- **Work required**: The records that follow must be reproduced in full, exactly as written.

Figure dataset records
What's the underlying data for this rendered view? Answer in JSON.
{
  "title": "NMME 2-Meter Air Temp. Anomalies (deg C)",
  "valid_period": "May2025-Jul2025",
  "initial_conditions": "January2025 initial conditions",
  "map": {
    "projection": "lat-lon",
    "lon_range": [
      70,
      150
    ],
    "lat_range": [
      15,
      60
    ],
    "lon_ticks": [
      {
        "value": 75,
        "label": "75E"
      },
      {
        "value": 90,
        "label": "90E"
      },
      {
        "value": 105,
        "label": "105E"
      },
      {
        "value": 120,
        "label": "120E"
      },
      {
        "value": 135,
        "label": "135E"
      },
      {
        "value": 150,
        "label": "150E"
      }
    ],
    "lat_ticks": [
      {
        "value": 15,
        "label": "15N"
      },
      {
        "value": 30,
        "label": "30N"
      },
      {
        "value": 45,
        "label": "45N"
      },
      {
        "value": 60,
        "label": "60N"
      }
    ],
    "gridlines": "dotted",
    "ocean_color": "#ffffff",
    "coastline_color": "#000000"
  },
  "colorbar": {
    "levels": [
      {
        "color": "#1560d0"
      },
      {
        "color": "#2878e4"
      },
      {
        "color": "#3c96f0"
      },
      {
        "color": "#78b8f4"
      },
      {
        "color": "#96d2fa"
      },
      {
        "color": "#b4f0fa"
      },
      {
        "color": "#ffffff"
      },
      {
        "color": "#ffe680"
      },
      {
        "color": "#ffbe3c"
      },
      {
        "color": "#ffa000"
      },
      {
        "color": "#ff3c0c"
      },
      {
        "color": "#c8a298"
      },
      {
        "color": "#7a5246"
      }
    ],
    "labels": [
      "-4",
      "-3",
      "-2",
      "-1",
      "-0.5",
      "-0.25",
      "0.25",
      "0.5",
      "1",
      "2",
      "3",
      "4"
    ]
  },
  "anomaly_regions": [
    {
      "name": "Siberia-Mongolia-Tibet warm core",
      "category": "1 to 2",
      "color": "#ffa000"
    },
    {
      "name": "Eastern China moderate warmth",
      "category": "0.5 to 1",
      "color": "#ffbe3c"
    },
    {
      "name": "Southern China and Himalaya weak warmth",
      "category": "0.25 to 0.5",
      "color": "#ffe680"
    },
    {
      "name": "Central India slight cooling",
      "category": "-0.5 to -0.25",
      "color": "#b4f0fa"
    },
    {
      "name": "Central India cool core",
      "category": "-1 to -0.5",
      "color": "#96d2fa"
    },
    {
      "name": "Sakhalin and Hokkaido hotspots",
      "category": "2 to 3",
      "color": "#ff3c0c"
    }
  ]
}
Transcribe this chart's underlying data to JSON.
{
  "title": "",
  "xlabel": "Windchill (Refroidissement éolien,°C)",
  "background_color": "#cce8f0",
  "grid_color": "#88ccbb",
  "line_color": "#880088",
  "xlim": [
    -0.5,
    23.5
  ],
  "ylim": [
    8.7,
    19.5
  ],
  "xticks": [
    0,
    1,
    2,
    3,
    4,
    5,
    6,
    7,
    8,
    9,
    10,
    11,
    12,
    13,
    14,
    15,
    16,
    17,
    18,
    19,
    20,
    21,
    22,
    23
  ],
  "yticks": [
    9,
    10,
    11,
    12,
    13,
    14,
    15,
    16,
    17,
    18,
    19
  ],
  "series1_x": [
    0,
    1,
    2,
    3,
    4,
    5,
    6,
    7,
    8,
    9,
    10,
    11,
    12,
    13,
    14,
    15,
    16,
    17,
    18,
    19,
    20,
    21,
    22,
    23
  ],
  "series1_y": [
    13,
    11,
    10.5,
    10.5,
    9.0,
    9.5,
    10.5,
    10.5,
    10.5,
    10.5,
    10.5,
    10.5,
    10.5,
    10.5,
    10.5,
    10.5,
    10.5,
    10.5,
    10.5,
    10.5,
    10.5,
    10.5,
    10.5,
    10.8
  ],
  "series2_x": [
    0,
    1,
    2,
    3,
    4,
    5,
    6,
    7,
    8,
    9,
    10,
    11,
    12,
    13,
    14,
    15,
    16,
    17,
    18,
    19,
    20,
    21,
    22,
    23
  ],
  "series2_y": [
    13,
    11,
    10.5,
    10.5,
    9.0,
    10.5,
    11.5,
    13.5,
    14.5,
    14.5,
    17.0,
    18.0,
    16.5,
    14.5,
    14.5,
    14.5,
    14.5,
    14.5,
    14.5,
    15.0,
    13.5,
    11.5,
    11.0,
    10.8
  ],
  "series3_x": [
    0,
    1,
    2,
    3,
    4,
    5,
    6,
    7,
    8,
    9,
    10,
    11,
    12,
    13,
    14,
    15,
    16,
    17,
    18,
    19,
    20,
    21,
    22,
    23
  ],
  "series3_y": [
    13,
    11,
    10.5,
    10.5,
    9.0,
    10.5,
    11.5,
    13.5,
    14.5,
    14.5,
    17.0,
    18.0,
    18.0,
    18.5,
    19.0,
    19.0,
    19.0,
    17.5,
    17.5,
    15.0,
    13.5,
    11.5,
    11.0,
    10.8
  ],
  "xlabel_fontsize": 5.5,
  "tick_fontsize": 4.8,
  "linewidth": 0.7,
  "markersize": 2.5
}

- **Exercise response**:
What's the underlying data for this rendered view? Answer in JSON.
{
  "title": "NMME 2-Meter Air Temp. Anomalies (deg C)",
  "valid_period": "May2025-Jul2025",
  "initial_conditions": "January2025 initial conditions",
  "map": {
    "projection": "lat-lon",
    "lon_range": [
      70,
      150
    ],
    "lat_range": [
      15,
      60
    ],
    "lon_ticks": [
      {
        "value": 75,
        "label": "75E"
      },
      {
        "value": 90,
        "label": "90E"
      },
      {
        "value": 105,
        "label": "105E"
      },
      {
        "value": 120,
        "label": "120E"
      },
      {
        "value": 135,
        "label": "135E"
      },
      {
        "value": 150,
        "label": "150E"
      }
    ],
    "lat_ticks": [
      {
        "value": 15,
        "label": "15N"
      },
      {
        "value": 30,
        "label": "30N"
      },
      {
        "value": 45,
        "label": "45N"
      },
      {
        "value": 60,
        "label": "60N"
      }
    ],
    "gridlines": "dotted",
    "ocean_color": "#ffffff",
    "coastline_color": "#000000"
  },
  "colorbar": {
    "levels": [
      {
        "color": "#1560d0"
      },
      {
        "color": "#2878e4"
      },
      {
        "color": "#3c96f0"
      },
      {
        "color": "#78b8f4"
      },
      {
        "color": "#96d2fa"
      },
      {
        "color": "#b4f0fa"
      },
      {
        "color": "#ffffff"
      },
      {
        "color": "#ffe680"
      },
      {
        "color": "#ffbe3c"
      },
      {
        "color": "#ffa000"
      },
      {
        "color": "#ff3c0c"
      },
      {
        "color": "#c8a298"
      },
      {
        "color": "#7a5246"
      }
    ],
    "labels": [
      "-4",
      "-3",
      "-2",
      "-1",
      "-0.5",
      "-0.25",
      "0.25",
      "0.5",
      "1",
      "2",
      "3",
      "4"
    ]
  },
  "anomaly_regions": [
    {
      "name": "Siberia-Mongolia-Tibet warm core",
      "category": "1 to 2",
      "color": "#ffa000"
    },
    {
      "name": "Eastern China moderate warmth",
      "category": "0.5 to 1",
      "color": "#ffbe3c"
    },
    {
      "name": "Southern China and Himalaya weak warmth",
      "category": "0.25 to 0.5",
      "color": "#ffe680"
    },
    {
      "name": "Central India slight cooling",
      "category": "-0.5 to -0.25",
      "color": "#b4f0fa"
    },
    {
      "name": "Central India cool core",
      "category": "-1 to -0.5",
      "color": "#96d2fa"
    },
    {
      "name": "Sakhalin and Hokkaido hotspots",
      "category": "2 to 3",
      "color": "#ff3c0c"
    }
  ]
}
Transcribe this chart's underlying data to JSON.
{
  "title": "",
  "xlabel": "Windchill (Refroidissement éolien,°C)",
  "background_color": "#cce8f0",
  "grid_color": "#88ccbb",
  "line_color": "#880088",
  "xlim": [
    -0.5,
    23.5
  ],
  "ylim": [
    8.7,
    19.5
  ],
  "xticks": [
    0,
    1,
    2,
    3,
    4,
    5,
    6,
    7,
    8,
    9,
    10,
    11,
    12,
    13,
    14,
    15,
    16,
    17,
    18,
    19,
    20,
    21,
    22,
    23
  ],
  "yticks": [
    9,
    10,
    11,
    12,
    13,
    14,
    15,
    16,
    17,
    18,
    19
  ],
  "series1_x": [
    0,
    1,
    2,
    3,
    4,
    5,
    6,
    7,
    8,
    9,
    10,
    11,
    12,
    13,
    14,
    15,
    16,
    17,
    18,
    19,
    20,
    21,
    22,
    23
  ],
  "series1_y": [
    13,
    11,
    10.5,
    10.5,
    9.0,
    9.5,
    10.5,
    10.5,
    10.5,
    10.5,
    10.5,
    10.5,
    10.5,
    10.5,
    10.5,
    10.5,
    10.5,
    10.5,
    10.5,
    10.5,
    10.5,
    10.5,
    10.5,
    10.8
  ],
  "series2_x": [
    0,
    1,
    2,
    3,
    4,
    5,
    6,
    7,
    8,
    9,
    10,
    11,
    12,
    13,
    14,
    15,
    16,
    17,
    18,
    19,
    20,
    21,
    22,
    23
  ],
  "series2_y": [
    13,
    11,
    10.5,
    10.5,
    9.0,
    10.5,
    11.5,
    13.5,
    14.5,
    14.5,
    17.0,
    18.0,
    16.5,
    14.5,
    14.5,
    14.5,
    14.5,
    14.5,
    14.5,
    15.0,
    13.5,
    11.5,
    11.0,
    10.8
  ],
  "series3_x": [
    0,
    1,
    2,
    3,
    4,
    5,
    6,
    7,
    8,
    9,
    10,
    11,
    12,
    13,
    14,
    15,
    16,
    17,
    18,
    19,
    20,
    21,
    22,
    23
  ],
  "series3_y": [
    13,
    11,
    10.5,
    10.5,
    9.0,
    10.5,
    11.5,
    13.5,
    14.5,
    14.5,
    17.0,
    18.0,
    18.0,
    18.5,
    19.0,
    19.0,
    19.0,
    17.5,
    17.5,
    15.0,
    13.5,
    11.5,
    11.0,
    10.8
  ],
  "xlabel_fontsize": 5.5,
  "tick_fontsize": 4.8,
  "linewidth": 0.7,
  "markersize": 2.5
}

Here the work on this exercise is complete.